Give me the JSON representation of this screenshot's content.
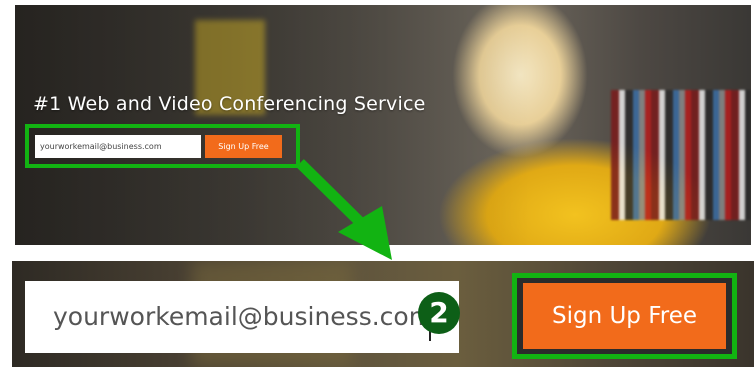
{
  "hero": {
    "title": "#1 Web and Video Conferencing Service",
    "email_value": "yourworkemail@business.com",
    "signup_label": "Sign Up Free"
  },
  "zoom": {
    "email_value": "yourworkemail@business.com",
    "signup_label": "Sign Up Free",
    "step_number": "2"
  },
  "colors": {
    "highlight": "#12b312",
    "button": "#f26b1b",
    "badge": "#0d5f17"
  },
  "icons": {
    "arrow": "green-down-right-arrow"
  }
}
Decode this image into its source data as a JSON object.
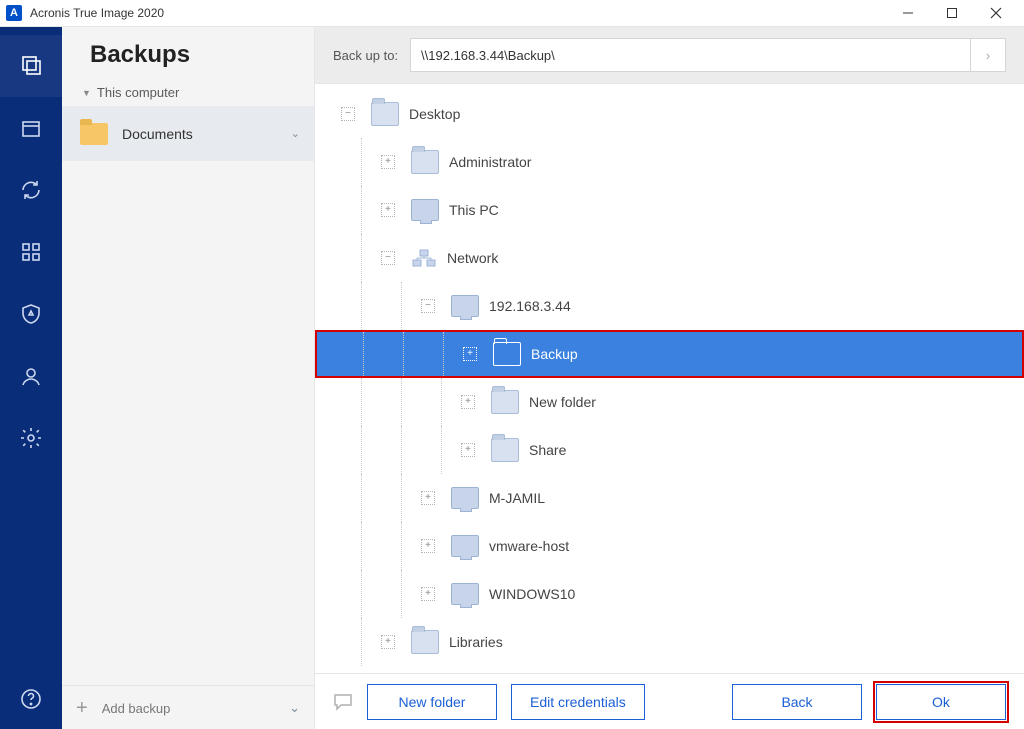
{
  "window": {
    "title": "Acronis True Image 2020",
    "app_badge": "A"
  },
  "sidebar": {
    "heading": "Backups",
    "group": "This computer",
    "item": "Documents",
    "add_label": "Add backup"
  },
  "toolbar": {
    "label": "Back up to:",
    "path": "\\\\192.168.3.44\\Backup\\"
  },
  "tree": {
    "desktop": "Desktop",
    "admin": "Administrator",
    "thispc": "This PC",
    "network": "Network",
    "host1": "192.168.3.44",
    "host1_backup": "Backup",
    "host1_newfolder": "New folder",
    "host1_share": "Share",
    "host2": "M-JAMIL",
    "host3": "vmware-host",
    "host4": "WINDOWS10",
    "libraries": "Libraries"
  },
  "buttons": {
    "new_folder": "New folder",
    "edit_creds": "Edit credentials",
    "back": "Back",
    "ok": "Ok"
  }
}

## Task details
Set down the complete material exactly, but do not include the images.

## Answer in full
Give me the JSON representation of this screenshot's content.
{
  "hero": {
    "title": "#1 Web and Video Conferencing Service",
    "email_value": "yourworkemail@business.com",
    "signup_label": "Sign Up Free"
  },
  "zoom": {
    "email_value": "yourworkemail@business.com",
    "signup_label": "Sign Up Free",
    "step_number": "2"
  },
  "colors": {
    "highlight": "#12b312",
    "button": "#f26b1b",
    "badge": "#0d5f17"
  },
  "icons": {
    "arrow": "green-down-right-arrow"
  }
}
Decode this image into its source data as a JSON object.
{
  "window": {
    "title": "Acronis True Image 2020",
    "app_badge": "A"
  },
  "sidebar": {
    "heading": "Backups",
    "group": "This computer",
    "item": "Documents",
    "add_label": "Add backup"
  },
  "toolbar": {
    "label": "Back up to:",
    "path": "\\\\192.168.3.44\\Backup\\"
  },
  "tree": {
    "desktop": "Desktop",
    "admin": "Administrator",
    "thispc": "This PC",
    "network": "Network",
    "host1": "192.168.3.44",
    "host1_backup": "Backup",
    "host1_newfolder": "New folder",
    "host1_share": "Share",
    "host2": "M-JAMIL",
    "host3": "vmware-host",
    "host4": "WINDOWS10",
    "libraries": "Libraries"
  },
  "buttons": {
    "new_folder": "New folder",
    "edit_creds": "Edit credentials",
    "back": "Back",
    "ok": "Ok"
  }
}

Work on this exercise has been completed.